**STORED DATA:**
────────────────

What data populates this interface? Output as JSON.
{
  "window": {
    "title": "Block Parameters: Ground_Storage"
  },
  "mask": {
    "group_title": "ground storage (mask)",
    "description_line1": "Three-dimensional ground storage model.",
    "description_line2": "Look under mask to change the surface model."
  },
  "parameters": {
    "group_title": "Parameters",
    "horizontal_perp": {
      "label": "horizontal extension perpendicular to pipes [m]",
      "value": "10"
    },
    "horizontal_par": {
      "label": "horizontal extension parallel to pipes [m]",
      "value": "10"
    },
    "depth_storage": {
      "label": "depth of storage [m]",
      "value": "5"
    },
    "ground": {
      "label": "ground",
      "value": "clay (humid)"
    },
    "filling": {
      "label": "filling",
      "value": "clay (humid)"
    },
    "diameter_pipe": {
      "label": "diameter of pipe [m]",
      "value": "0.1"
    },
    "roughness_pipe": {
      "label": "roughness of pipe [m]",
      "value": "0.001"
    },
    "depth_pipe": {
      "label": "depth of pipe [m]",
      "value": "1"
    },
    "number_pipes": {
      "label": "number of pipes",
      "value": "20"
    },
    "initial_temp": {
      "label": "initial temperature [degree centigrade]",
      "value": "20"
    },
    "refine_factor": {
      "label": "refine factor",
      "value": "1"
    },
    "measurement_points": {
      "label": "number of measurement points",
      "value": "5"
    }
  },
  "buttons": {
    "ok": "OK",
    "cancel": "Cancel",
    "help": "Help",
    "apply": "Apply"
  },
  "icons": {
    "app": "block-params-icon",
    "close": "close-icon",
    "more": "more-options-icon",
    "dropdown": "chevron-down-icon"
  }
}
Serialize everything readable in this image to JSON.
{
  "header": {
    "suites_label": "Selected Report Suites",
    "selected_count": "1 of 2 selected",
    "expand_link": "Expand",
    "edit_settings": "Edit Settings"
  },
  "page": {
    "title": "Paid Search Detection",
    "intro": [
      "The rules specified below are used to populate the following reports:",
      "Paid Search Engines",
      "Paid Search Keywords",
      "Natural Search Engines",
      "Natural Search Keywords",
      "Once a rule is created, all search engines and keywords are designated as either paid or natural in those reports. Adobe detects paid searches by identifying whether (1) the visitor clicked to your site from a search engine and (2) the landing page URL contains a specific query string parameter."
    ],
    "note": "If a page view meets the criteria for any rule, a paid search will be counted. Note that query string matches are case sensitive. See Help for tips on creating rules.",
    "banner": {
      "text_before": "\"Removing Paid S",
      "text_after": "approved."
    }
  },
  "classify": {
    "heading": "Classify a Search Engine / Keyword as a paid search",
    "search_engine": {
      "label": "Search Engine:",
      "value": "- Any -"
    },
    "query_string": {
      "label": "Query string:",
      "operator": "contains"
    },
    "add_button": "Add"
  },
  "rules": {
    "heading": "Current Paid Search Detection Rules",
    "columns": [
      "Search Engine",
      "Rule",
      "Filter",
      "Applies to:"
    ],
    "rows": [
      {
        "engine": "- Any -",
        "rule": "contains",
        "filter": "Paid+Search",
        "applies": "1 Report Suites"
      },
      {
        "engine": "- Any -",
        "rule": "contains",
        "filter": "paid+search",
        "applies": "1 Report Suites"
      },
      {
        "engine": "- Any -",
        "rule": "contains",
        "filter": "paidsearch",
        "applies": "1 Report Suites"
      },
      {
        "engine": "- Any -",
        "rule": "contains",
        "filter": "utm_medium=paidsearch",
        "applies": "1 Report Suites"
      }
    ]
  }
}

────────────────

**EXERCISE:** Your reply is one number: how many lines of the records above contain the word "Help".

**ANSWER TO THIS PROBLEM:** 2